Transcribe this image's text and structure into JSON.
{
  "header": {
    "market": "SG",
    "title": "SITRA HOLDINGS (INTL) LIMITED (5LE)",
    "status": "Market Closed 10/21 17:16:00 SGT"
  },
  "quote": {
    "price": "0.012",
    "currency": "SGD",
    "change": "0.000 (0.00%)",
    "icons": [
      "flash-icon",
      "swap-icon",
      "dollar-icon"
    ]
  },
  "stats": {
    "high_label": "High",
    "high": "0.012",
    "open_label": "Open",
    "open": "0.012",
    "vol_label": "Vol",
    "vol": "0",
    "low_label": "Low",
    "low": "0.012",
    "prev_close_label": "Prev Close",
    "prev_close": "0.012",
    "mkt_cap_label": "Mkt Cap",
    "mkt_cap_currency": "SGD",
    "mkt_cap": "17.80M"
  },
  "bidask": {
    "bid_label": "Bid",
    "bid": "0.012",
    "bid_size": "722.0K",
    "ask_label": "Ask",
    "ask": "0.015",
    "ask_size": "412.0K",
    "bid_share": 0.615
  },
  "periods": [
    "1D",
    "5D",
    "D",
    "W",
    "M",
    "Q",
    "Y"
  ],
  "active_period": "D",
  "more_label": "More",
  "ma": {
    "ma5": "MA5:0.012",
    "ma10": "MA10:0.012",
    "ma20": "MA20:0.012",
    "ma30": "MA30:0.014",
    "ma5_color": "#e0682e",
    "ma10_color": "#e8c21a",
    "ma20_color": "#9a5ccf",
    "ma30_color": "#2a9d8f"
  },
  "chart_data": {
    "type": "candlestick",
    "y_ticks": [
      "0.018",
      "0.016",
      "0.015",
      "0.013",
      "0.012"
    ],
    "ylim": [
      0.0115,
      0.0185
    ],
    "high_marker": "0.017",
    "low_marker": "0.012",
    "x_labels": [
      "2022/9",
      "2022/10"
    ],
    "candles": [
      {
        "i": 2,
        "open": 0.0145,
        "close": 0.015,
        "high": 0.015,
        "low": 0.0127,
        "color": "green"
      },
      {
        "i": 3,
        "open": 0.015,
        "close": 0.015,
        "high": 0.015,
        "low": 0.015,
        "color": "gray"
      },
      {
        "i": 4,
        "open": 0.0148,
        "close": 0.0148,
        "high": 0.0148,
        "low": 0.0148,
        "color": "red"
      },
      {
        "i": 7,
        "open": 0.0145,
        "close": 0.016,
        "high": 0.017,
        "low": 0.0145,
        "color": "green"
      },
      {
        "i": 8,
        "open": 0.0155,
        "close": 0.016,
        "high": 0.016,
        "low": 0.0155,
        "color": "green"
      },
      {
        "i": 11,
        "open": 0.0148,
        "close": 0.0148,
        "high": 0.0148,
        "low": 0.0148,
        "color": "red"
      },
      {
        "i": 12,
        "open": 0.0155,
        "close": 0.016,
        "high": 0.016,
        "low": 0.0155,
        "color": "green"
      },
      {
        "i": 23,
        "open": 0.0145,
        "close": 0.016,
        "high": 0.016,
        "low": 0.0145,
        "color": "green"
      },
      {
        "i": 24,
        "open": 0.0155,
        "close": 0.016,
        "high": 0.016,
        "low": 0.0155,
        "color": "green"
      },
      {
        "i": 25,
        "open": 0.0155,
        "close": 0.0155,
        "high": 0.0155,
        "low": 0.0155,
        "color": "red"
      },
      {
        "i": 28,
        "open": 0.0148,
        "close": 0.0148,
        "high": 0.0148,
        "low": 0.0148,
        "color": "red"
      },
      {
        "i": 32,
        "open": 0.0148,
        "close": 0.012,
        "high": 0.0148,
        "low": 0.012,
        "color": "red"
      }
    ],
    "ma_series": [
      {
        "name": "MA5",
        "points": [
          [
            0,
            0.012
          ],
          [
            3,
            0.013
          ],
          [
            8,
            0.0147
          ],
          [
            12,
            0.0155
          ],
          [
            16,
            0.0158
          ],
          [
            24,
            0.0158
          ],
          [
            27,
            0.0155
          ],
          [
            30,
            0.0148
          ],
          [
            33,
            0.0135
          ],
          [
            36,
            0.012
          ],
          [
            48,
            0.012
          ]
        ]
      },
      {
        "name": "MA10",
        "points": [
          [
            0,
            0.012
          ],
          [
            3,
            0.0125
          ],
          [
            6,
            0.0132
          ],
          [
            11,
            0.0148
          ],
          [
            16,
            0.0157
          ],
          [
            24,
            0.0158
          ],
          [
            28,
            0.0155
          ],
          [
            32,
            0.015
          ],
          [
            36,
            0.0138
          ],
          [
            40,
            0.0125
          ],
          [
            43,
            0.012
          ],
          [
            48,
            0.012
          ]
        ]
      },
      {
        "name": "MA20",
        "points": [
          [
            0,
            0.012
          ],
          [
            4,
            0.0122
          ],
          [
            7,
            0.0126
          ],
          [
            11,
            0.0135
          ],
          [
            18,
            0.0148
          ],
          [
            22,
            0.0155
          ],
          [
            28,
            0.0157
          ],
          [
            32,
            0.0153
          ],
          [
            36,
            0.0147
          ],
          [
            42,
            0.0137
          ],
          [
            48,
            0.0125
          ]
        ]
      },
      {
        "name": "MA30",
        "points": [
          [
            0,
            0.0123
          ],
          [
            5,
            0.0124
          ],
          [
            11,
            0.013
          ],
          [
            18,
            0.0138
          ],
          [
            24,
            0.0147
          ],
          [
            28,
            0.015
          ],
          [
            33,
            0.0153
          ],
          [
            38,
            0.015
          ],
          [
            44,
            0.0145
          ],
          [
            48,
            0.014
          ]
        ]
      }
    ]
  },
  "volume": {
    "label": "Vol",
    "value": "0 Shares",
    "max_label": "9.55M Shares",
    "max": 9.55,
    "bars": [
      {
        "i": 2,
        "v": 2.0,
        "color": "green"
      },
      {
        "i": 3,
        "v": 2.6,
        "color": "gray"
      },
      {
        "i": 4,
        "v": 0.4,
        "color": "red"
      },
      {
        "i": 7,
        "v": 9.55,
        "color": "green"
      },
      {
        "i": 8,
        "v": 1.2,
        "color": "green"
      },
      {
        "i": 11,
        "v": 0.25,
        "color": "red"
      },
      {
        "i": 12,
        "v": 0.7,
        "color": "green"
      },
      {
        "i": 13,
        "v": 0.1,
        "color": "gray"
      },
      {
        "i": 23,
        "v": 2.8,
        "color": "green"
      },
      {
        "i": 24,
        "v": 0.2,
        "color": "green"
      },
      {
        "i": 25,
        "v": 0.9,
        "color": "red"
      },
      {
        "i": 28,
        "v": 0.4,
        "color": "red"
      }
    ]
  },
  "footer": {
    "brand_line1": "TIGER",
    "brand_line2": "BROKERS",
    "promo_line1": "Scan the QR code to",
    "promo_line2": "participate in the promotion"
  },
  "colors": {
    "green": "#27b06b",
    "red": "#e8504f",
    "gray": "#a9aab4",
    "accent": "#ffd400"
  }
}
* * * * *
Output every entry shown above, exactly.

**Solved exercise**
Transcribe this image's text and structure into JSON.
{
  "header": {
    "market": "SG",
    "title": "SITRA HOLDINGS (INTL) LIMITED (5LE)",
    "status": "Market Closed 10/21 17:16:00 SGT"
  },
  "quote": {
    "price": "0.012",
    "currency": "SGD",
    "change": "0.000 (0.00%)",
    "icons": [
      "flash-icon",
      "swap-icon",
      "dollar-icon"
    ]
  },
  "stats": {
    "high_label": "High",
    "high": "0.012",
    "open_label": "Open",
    "open": "0.012",
    "vol_label": "Vol",
    "vol": "0",
    "low_label": "Low",
    "low": "0.012",
    "prev_close_label": "Prev Close",
    "prev_close": "0.012",
    "mkt_cap_label": "Mkt Cap",
    "mkt_cap_currency": "SGD",
    "mkt_cap": "17.80M"
  },
  "bidask": {
    "bid_label": "Bid",
    "bid": "0.012",
    "bid_size": "722.0K",
    "ask_label": "Ask",
    "ask": "0.015",
    "ask_size": "412.0K",
    "bid_share": 0.615
  },
  "periods": [
    "1D",
    "5D",
    "D",
    "W",
    "M",
    "Q",
    "Y"
  ],
  "active_period": "D",
  "more_label": "More",
  "ma": {
    "ma5": "MA5:0.012",
    "ma10": "MA10:0.012",
    "ma20": "MA20:0.012",
    "ma30": "MA30:0.014",
    "ma5_color": "#e0682e",
    "ma10_color": "#e8c21a",
    "ma20_color": "#9a5ccf",
    "ma30_color": "#2a9d8f"
  },
  "chart_data": {
    "type": "candlestick",
    "y_ticks": [
      "0.018",
      "0.016",
      "0.015",
      "0.013",
      "0.012"
    ],
    "ylim": [
      0.0115,
      0.0185
    ],
    "high_marker": "0.017",
    "low_marker": "0.012",
    "x_labels": [
      "2022/9",
      "2022/10"
    ],
    "candles": [
      {
        "i": 2,
        "open": 0.0145,
        "close": 0.015,
        "high": 0.015,
        "low": 0.0127,
        "color": "green"
      },
      {
        "i": 3,
        "open": 0.015,
        "close": 0.015,
        "high": 0.015,
        "low": 0.015,
        "color": "gray"
      },
      {
        "i": 4,
        "open": 0.0148,
        "close": 0.0148,
        "high": 0.0148,
        "low": 0.0148,
        "color": "red"
      },
      {
        "i": 7,
        "open": 0.0145,
        "close": 0.016,
        "high": 0.017,
        "low": 0.0145,
        "color": "green"
      },
      {
        "i": 8,
        "open": 0.0155,
        "close": 0.016,
        "high": 0.016,
        "low": 0.0155,
        "color": "green"
      },
      {
        "i": 11,
        "open": 0.0148,
        "close": 0.0148,
        "high": 0.0148,
        "low": 0.0148,
        "color": "red"
      },
      {
        "i": 12,
        "open": 0.0155,
        "close": 0.016,
        "high": 0.016,
        "low": 0.0155,
        "color": "green"
      },
      {
        "i": 23,
        "open": 0.0145,
        "close": 0.016,
        "high": 0.016,
        "low": 0.0145,
        "color": "green"
      },
      {
        "i": 24,
        "open": 0.0155,
        "close": 0.016,
        "high": 0.016,
        "low": 0.0155,
        "color": "green"
      },
      {
        "i": 25,
        "open": 0.0155,
        "close": 0.0155,
        "high": 0.0155,
        "low": 0.0155,
        "color": "red"
      },
      {
        "i": 28,
        "open": 0.0148,
        "close": 0.0148,
        "high": 0.0148,
        "low": 0.0148,
        "color": "red"
      },
      {
        "i": 32,
        "open": 0.0148,
        "close": 0.012,
        "high": 0.0148,
        "low": 0.012,
        "color": "red"
      }
    ],
    "ma_series": [
      {
        "name": "MA5",
        "points": [
          [
            0,
            0.012
          ],
          [
            3,
            0.013
          ],
          [
            8,
            0.0147
          ],
          [
            12,
            0.0155
          ],
          [
            16,
            0.0158
          ],
          [
            24,
            0.0158
          ],
          [
            27,
            0.0155
          ],
          [
            30,
            0.0148
          ],
          [
            33,
            0.0135
          ],
          [
            36,
            0.012
          ],
          [
            48,
            0.012
          ]
        ]
      },
      {
        "name": "MA10",
        "points": [
          [
            0,
            0.012
          ],
          [
            3,
            0.0125
          ],
          [
            6,
            0.0132
          ],
          [
            11,
            0.0148
          ],
          [
            16,
            0.0157
          ],
          [
            24,
            0.0158
          ],
          [
            28,
            0.0155
          ],
          [
            32,
            0.015
          ],
          [
            36,
            0.0138
          ],
          [
            40,
            0.0125
          ],
          [
            43,
            0.012
          ],
          [
            48,
            0.012
          ]
        ]
      },
      {
        "name": "MA20",
        "points": [
          [
            0,
            0.012
          ],
          [
            4,
            0.0122
          ],
          [
            7,
            0.0126
          ],
          [
            11,
            0.0135
          ],
          [
            18,
            0.0148
          ],
          [
            22,
            0.0155
          ],
          [
            28,
            0.0157
          ],
          [
            32,
            0.0153
          ],
          [
            36,
            0.0147
          ],
          [
            42,
            0.0137
          ],
          [
            48,
            0.0125
          ]
        ]
      },
      {
        "name": "MA30",
        "points": [
          [
            0,
            0.0123
          ],
          [
            5,
            0.0124
          ],
          [
            11,
            0.013
          ],
          [
            18,
            0.0138
          ],
          [
            24,
            0.0147
          ],
          [
            28,
            0.015
          ],
          [
            33,
            0.0153
          ],
          [
            38,
            0.015
          ],
          [
            44,
            0.0145
          ],
          [
            48,
            0.014
          ]
        ]
      }
    ]
  },
  "volume": {
    "label": "Vol",
    "value": "0 Shares",
    "max_label": "9.55M Shares",
    "max": 9.55,
    "bars": [
      {
        "i": 2,
        "v": 2.0,
        "color": "green"
      },
      {
        "i": 3,
        "v": 2.6,
        "color": "gray"
      },
      {
        "i": 4,
        "v": 0.4,
        "color": "red"
      },
      {
        "i": 7,
        "v": 9.55,
        "color": "green"
      },
      {
        "i": 8,
        "v": 1.2,
        "color": "green"
      },
      {
        "i": 11,
        "v": 0.25,
        "color": "red"
      },
      {
        "i": 12,
        "v": 0.7,
        "color": "green"
      },
      {
        "i": 13,
        "v": 0.1,
        "color": "gray"
      },
      {
        "i": 23,
        "v": 2.8,
        "color": "green"
      },
      {
        "i": 24,
        "v": 0.2,
        "color": "green"
      },
      {
        "i": 25,
        "v": 0.9,
        "color": "red"
      },
      {
        "i": 28,
        "v": 0.4,
        "color": "red"
      }
    ]
  },
  "footer": {
    "brand_line1": "TIGER",
    "brand_line2": "BROKERS",
    "promo_line1": "Scan the QR code to",
    "promo_line2": "participate in the promotion"
  },
  "colors": {
    "green": "#27b06b",
    "red": "#e8504f",
    "gray": "#a9aab4",
    "accent": "#ffd400"
  }
}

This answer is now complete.